___ Supplied entries
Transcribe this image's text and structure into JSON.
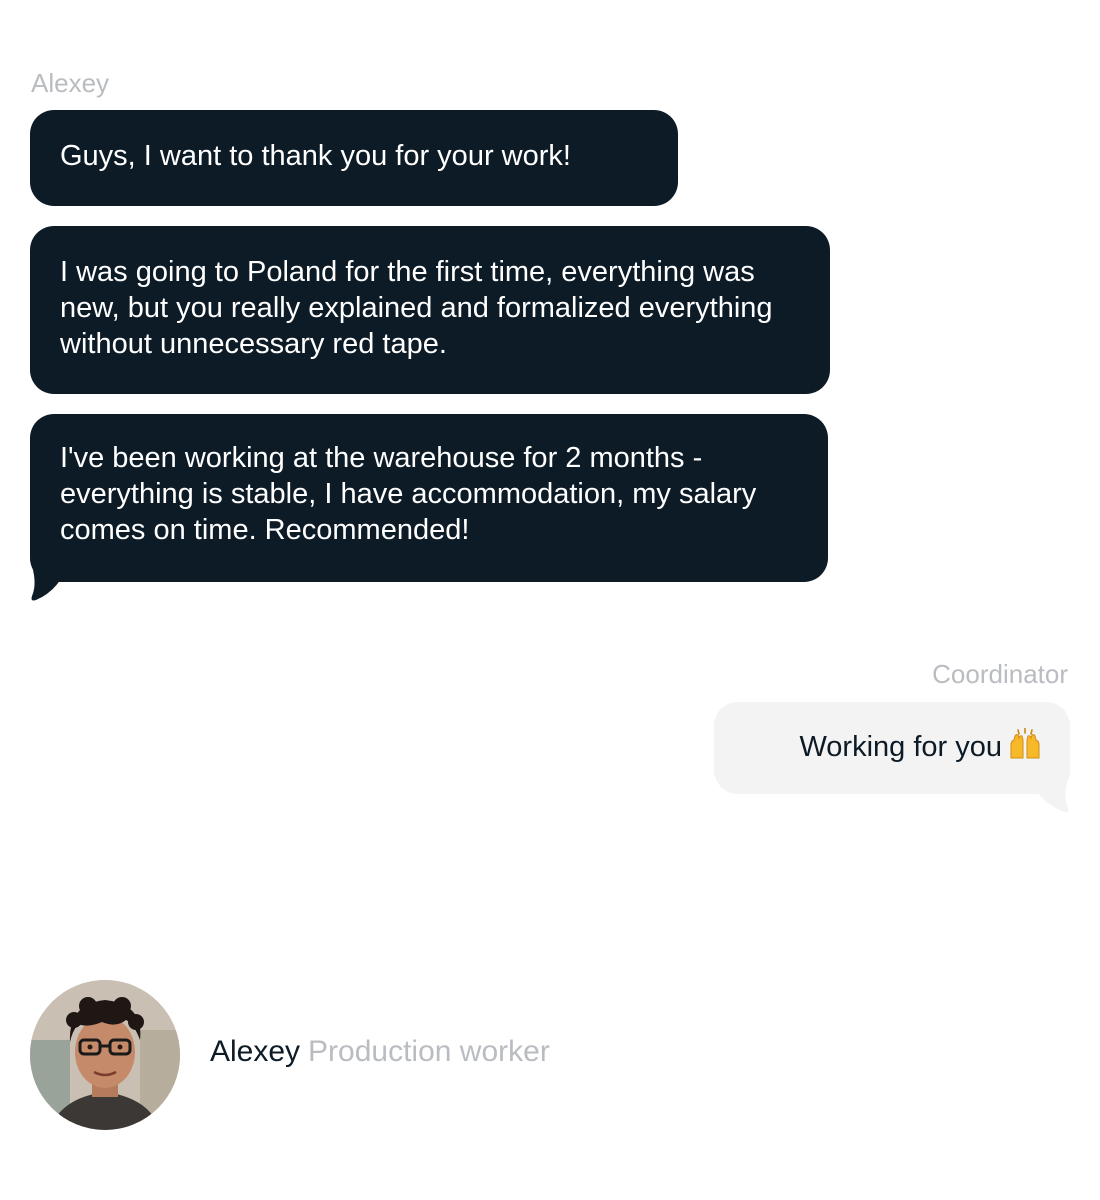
{
  "chat": {
    "left_sender": "Alexey",
    "messages_left": [
      {
        "text": "Guys, I want to thank you for your work!"
      },
      {
        "text": "I was going to Poland for the first time, everything was new, but you really explained and formalized everything without unnecessary red tape."
      },
      {
        "text": "I've been working at the warehouse for 2 months - everything is stable, I have accommodation, my salary comes on time. Recommended!"
      }
    ],
    "right_sender": "Coordinator",
    "message_right": {
      "text": "Working for you",
      "emoji": "raising-hands-icon"
    }
  },
  "profile": {
    "name": "Alexey",
    "role": "Production worker"
  },
  "colors": {
    "dark_bubble": "#0d1b26",
    "light_bubble": "#f3f3f4",
    "muted_text": "#b9bcc0"
  }
}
______
Work to complete - Copy out every line in the listing where the word "time" appears.

In response -
        "text": "I was going to Poland for the first time, everything was new, but you really explained and formalized everything without unnecessary red tape."
        "text": "I've been working at the warehouse for 2 months - everything is stable, I have accommodation, my salary comes on time. Recommended!"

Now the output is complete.